*WHAT THE TASK REQUIRES:*
Every line below that includes "dataset" counts toward the total. Report that total alone.
**** RECORDS FOR THIS TASK
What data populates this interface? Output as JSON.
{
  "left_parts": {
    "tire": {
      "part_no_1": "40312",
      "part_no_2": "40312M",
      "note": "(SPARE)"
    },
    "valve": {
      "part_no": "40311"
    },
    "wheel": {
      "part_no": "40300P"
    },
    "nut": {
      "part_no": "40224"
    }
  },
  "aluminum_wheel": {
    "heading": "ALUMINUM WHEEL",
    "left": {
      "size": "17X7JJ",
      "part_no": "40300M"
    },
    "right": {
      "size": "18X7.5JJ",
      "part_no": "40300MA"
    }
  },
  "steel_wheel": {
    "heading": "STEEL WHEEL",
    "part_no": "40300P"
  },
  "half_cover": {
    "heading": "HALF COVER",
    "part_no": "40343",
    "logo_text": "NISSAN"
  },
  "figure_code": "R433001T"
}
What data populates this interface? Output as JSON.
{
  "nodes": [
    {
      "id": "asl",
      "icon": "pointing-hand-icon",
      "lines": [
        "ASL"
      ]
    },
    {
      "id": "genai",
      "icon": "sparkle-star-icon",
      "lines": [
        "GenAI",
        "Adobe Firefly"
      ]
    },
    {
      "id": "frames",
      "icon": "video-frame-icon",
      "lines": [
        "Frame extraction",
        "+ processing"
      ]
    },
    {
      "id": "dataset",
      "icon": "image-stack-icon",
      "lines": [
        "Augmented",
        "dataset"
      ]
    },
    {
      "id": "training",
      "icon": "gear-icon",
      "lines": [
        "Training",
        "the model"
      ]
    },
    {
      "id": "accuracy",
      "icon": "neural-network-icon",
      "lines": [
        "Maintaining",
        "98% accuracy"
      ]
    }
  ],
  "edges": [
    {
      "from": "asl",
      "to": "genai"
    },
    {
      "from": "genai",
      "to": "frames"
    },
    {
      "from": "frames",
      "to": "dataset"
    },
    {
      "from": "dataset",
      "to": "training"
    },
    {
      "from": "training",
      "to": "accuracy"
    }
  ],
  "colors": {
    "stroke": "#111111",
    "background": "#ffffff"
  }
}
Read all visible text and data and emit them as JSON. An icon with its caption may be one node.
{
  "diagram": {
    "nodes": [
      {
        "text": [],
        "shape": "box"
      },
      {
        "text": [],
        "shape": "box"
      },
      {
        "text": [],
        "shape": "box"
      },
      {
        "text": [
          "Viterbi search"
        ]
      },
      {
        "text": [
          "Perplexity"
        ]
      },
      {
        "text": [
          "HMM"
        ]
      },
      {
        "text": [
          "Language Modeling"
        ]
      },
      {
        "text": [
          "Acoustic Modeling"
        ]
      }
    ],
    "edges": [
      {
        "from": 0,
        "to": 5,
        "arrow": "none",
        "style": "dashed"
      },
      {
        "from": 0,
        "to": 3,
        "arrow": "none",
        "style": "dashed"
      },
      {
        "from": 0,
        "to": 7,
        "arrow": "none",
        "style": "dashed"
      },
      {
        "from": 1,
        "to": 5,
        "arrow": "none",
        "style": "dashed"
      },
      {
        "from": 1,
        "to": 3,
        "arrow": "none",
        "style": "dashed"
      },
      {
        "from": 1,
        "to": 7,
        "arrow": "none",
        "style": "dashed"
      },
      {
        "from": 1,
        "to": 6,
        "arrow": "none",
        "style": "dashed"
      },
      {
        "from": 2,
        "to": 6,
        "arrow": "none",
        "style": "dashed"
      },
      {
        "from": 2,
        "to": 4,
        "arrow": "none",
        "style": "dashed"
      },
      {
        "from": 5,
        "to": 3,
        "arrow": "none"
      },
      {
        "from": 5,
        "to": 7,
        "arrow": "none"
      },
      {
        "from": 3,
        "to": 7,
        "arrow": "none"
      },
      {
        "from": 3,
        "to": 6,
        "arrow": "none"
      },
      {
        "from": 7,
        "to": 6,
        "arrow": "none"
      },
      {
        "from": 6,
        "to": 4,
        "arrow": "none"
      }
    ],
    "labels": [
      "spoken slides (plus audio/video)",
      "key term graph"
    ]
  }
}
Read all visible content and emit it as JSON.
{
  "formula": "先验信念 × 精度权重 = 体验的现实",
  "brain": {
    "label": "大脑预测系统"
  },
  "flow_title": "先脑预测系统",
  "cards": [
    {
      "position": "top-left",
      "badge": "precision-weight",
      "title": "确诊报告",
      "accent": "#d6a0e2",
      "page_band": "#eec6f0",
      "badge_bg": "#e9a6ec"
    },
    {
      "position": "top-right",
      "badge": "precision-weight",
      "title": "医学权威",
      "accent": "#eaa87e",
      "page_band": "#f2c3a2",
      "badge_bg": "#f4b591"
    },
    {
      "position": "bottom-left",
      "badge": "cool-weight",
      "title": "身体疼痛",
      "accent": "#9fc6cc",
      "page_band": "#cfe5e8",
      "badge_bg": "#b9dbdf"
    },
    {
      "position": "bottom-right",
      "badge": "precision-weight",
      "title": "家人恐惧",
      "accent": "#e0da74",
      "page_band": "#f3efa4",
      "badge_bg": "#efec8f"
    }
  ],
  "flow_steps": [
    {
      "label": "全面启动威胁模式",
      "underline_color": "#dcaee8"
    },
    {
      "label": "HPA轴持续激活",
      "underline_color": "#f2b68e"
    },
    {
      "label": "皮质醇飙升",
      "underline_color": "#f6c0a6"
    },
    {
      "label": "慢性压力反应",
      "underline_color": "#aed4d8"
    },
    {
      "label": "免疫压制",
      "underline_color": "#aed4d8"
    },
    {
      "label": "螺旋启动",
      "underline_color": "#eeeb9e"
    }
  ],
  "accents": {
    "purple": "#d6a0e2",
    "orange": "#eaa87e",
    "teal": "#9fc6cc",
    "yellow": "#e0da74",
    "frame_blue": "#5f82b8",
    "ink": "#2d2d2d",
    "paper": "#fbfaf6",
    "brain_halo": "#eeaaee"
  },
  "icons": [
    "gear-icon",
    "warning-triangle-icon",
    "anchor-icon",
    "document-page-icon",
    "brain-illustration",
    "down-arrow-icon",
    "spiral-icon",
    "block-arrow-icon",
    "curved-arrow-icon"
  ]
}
********
*CORRECT ANSWER:*
4